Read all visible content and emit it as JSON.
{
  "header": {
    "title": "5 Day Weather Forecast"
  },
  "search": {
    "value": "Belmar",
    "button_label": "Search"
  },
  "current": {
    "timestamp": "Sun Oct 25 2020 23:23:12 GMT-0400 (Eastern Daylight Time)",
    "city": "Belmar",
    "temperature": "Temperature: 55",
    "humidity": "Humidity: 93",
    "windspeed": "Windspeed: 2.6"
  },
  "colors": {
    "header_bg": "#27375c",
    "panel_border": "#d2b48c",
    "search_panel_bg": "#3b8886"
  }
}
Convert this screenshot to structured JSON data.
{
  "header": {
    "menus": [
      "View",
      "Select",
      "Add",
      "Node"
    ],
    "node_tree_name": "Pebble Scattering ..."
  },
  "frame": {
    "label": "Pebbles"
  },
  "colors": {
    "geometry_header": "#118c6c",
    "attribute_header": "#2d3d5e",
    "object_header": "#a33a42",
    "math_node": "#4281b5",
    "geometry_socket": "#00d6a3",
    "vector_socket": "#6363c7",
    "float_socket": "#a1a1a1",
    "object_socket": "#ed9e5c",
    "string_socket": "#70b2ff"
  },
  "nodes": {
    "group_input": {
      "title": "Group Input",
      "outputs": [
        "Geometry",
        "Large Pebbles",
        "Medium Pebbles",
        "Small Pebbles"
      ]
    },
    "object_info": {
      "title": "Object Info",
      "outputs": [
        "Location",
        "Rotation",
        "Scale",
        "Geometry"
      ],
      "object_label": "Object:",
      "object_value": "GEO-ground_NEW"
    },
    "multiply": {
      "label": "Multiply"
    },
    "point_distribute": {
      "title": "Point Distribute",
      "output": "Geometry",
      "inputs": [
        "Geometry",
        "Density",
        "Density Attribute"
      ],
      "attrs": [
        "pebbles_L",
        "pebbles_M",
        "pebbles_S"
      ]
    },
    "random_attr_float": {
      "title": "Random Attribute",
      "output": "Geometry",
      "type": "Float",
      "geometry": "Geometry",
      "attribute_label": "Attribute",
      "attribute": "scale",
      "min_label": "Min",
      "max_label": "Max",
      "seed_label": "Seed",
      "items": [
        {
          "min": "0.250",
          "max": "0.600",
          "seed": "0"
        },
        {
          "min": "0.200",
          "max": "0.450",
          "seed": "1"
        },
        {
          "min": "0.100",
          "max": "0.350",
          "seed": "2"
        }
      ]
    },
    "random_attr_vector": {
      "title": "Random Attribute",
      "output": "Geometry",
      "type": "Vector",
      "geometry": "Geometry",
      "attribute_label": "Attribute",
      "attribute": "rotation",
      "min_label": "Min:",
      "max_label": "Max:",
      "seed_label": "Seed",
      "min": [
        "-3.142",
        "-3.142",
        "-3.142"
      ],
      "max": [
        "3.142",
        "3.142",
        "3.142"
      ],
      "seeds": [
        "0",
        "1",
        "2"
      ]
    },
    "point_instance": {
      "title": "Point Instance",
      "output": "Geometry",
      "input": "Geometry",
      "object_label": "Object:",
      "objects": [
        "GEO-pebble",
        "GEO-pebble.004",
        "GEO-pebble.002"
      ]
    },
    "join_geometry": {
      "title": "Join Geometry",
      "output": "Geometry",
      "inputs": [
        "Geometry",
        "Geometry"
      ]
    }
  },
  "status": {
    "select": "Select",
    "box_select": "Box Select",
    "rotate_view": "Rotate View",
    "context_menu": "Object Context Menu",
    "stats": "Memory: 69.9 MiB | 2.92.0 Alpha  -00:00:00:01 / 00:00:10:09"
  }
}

------------------------------------------------------------------------

• Problem requirements
Reproduce the entries above exactly.

• Reply to the exercise
Read all visible content and emit it as JSON.
{
  "header": {
    "title": "5 Day Weather Forecast"
  },
  "search": {
    "value": "Belmar",
    "button_label": "Search"
  },
  "current": {
    "timestamp": "Sun Oct 25 2020 23:23:12 GMT-0400 (Eastern Daylight Time)",
    "city": "Belmar",
    "temperature": "Temperature: 55",
    "humidity": "Humidity: 93",
    "windspeed": "Windspeed: 2.6"
  },
  "colors": {
    "header_bg": "#27375c",
    "panel_border": "#d2b48c",
    "search_panel_bg": "#3b8886"
  }
}
Convert this screenshot to structured JSON data.
{
  "header": {
    "menus": [
      "View",
      "Select",
      "Add",
      "Node"
    ],
    "node_tree_name": "Pebble Scattering ..."
  },
  "frame": {
    "label": "Pebbles"
  },
  "colors": {
    "geometry_header": "#118c6c",
    "attribute_header": "#2d3d5e",
    "object_header": "#a33a42",
    "math_node": "#4281b5",
    "geometry_socket": "#00d6a3",
    "vector_socket": "#6363c7",
    "float_socket": "#a1a1a1",
    "object_socket": "#ed9e5c",
    "string_socket": "#70b2ff"
  },
  "nodes": {
    "group_input": {
      "title": "Group Input",
      "outputs": [
        "Geometry",
        "Large Pebbles",
        "Medium Pebbles",
        "Small Pebbles"
      ]
    },
    "object_info": {
      "title": "Object Info",
      "outputs": [
        "Location",
        "Rotation",
        "Scale",
        "Geometry"
      ],
      "object_label": "Object:",
      "object_value": "GEO-ground_NEW"
    },
    "multiply": {
      "label": "Multiply"
    },
    "point_distribute": {
      "title": "Point Distribute",
      "output": "Geometry",
      "inputs": [
        "Geometry",
        "Density",
        "Density Attribute"
      ],
      "attrs": [
        "pebbles_L",
        "pebbles_M",
        "pebbles_S"
      ]
    },
    "random_attr_float": {
      "title": "Random Attribute",
      "output": "Geometry",
      "type": "Float",
      "geometry": "Geometry",
      "attribute_label": "Attribute",
      "attribute": "scale",
      "min_label": "Min",
      "max_label": "Max",
      "seed_label": "Seed",
      "items": [
        {
          "min": "0.250",
          "max": "0.600",
          "seed": "0"
        },
        {
          "min": "0.200",
          "max": "0.450",
          "seed": "1"
        },
        {
          "min": "0.100",
          "max": "0.350",
          "seed": "2"
        }
      ]
    },
    "random_attr_vector": {
      "title": "Random Attribute",
      "output": "Geometry",
      "type": "Vector",
      "geometry": "Geometry",
      "attribute_label": "Attribute",
      "attribute": "rotation",
      "min_label": "Min:",
      "max_label": "Max:",
      "seed_label": "Seed",
      "min": [
        "-3.142",
        "-3.142",
        "-3.142"
      ],
      "max": [
        "3.142",
        "3.142",
        "3.142"
      ],
      "seeds": [
        "0",
        "1",
        "2"
      ]
    },
    "point_instance": {
      "title": "Point Instance",
      "output": "Geometry",
      "input": "Geometry",
      "object_label": "Object:",
      "objects": [
        "GEO-pebble",
        "GEO-pebble.004",
        "GEO-pebble.002"
      ]
    },
    "join_geometry": {
      "title": "Join Geometry",
      "output": "Geometry",
      "inputs": [
        "Geometry",
        "Geometry"
      ]
    }
  },
  "status": {
    "select": "Select",
    "box_select": "Box Select",
    "rotate_view": "Rotate View",
    "context_menu": "Object Context Menu",
    "stats": "Memory: 69.9 MiB | 2.92.0 Alpha  -00:00:00:01 / 00:00:10:09"
  }
}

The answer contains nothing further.